Dataset excerpts>
════════════════

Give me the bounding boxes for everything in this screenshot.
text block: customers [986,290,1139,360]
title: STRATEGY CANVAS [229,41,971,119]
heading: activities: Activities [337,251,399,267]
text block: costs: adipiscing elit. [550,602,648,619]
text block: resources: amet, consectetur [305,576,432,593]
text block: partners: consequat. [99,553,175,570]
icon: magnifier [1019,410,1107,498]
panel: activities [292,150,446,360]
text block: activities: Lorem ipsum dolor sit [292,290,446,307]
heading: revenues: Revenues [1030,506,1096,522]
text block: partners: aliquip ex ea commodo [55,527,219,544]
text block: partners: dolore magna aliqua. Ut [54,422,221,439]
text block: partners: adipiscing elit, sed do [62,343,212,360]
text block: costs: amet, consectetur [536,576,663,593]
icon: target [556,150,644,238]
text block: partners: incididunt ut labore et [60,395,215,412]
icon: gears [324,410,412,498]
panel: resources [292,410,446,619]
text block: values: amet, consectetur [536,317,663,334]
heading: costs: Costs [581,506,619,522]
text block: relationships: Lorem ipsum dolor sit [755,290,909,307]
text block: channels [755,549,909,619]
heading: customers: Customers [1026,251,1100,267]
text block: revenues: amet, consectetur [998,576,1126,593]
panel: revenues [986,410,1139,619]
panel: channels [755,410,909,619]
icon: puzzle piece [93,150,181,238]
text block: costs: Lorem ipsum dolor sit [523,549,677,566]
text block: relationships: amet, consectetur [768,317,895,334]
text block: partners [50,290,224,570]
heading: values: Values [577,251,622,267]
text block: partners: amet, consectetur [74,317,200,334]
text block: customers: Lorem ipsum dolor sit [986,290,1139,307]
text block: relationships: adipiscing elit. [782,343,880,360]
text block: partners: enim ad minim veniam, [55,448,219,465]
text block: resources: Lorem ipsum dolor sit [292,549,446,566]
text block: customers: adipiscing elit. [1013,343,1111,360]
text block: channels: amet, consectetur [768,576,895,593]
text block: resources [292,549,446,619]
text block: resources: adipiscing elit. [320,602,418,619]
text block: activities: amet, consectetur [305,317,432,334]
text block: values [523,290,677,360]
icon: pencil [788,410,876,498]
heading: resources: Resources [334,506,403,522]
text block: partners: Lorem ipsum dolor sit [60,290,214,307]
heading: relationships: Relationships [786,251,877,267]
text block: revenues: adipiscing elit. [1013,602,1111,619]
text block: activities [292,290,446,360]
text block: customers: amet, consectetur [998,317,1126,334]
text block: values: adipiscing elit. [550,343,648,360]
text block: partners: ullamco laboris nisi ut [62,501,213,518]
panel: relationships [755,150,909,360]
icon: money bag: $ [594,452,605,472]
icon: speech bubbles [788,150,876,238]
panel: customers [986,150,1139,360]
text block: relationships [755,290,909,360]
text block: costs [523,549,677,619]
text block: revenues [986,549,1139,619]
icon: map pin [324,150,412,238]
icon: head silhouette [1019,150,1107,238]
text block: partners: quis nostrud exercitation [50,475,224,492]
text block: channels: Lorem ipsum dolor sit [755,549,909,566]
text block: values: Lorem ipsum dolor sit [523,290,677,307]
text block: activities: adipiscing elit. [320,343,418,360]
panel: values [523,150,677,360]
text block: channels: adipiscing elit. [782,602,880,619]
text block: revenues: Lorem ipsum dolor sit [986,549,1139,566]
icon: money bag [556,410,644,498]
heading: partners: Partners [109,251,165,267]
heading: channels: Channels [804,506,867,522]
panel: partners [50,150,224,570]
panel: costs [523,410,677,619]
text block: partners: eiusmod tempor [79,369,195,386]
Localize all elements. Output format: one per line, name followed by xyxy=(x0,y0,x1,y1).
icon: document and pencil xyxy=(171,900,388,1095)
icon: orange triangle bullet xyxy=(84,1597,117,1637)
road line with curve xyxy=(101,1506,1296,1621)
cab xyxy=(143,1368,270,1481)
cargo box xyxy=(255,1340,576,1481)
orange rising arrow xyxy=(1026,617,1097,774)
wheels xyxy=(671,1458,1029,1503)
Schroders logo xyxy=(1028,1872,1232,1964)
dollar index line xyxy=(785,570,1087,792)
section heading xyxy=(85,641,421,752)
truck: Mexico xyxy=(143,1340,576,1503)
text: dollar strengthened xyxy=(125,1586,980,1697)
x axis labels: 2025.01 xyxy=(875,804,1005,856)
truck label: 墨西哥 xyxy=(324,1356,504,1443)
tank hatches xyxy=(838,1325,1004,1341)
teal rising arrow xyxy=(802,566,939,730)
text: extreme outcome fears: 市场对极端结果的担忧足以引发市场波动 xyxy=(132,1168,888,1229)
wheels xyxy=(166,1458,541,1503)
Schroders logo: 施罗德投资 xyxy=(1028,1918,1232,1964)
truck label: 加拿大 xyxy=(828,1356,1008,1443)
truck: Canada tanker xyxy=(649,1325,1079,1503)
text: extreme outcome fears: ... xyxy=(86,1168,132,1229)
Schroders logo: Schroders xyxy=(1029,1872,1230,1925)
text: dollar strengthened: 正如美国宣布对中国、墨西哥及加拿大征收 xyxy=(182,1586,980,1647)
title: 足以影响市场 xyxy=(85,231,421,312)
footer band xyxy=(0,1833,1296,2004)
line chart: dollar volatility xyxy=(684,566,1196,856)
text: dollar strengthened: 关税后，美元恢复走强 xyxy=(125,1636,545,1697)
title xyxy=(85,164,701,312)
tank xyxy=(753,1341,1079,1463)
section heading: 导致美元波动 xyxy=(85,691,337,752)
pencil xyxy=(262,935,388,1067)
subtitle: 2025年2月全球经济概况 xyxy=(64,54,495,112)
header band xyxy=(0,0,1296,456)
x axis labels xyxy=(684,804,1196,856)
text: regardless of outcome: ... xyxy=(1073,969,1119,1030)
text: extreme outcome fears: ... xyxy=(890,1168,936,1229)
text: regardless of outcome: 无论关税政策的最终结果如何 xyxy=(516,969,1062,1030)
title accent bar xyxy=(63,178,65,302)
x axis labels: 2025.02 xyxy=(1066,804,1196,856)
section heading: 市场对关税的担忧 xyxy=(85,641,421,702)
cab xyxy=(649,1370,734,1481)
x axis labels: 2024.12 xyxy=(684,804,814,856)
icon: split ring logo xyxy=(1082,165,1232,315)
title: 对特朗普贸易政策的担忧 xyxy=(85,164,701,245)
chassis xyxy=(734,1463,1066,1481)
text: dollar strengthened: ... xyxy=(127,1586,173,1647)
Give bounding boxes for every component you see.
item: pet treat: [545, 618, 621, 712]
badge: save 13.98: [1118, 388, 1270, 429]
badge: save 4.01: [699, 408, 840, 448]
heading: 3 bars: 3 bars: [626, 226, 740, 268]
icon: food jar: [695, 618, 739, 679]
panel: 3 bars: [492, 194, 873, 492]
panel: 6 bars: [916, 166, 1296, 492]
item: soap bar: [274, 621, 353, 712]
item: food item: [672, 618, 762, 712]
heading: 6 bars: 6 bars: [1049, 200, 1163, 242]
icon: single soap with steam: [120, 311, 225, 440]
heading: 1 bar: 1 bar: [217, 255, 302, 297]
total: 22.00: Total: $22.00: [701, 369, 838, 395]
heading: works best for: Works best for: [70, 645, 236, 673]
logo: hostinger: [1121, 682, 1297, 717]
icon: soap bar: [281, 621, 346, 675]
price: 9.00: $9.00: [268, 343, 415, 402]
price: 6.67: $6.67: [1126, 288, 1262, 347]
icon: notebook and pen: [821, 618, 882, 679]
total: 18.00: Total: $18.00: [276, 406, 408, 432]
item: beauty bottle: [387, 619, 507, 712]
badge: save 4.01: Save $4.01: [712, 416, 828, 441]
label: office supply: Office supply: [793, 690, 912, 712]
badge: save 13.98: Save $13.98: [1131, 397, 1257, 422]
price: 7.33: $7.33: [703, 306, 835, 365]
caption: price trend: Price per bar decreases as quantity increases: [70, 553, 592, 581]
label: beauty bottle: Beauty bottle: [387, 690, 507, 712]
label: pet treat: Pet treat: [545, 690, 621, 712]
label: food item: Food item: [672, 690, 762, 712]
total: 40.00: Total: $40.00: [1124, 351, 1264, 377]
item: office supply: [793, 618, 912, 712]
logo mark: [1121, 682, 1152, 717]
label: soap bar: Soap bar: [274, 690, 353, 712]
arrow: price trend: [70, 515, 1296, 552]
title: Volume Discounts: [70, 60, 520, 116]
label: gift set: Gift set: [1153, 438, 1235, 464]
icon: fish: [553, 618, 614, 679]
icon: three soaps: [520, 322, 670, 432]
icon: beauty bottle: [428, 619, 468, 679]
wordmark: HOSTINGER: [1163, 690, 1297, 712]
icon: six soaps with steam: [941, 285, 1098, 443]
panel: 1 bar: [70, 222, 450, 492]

════════════════

Exercise requirements>
Reproduce verbatim every line of the entries from the very first line through the line containing "heading: customers: Customers", both ends included.

Expected answer>
Give me the bounding boxes for everything in this screenshot.
text block: customers [986,290,1139,360]
title: STRATEGY CANVAS [229,41,971,119]
heading: activities: Activities [337,251,399,267]
text block: costs: adipiscing elit. [550,602,648,619]
text block: resources: amet, consectetur [305,576,432,593]
text block: partners: consequat. [99,553,175,570]
icon: magnifier [1019,410,1107,498]
panel: activities [292,150,446,360]
text block: activities: Lorem ipsum dolor sit [292,290,446,307]
heading: revenues: Revenues [1030,506,1096,522]
text block: partners: aliquip ex ea commodo [55,527,219,544]
text block: partners: dolore magna aliqua. Ut [54,422,221,439]
text block: partners: adipiscing elit, sed do [62,343,212,360]
text block: costs: amet, consectetur [536,576,663,593]
icon: target [556,150,644,238]
text block: partners: incididunt ut labore et [60,395,215,412]
icon: gears [324,410,412,498]
panel: resources [292,410,446,619]
text block: values: amet, consectetur [536,317,663,334]
heading: costs: Costs [581,506,619,522]
text block: relationships: Lorem ipsum dolor sit [755,290,909,307]
text block: channels [755,549,909,619]
heading: customers: Customers [1026,251,1100,267]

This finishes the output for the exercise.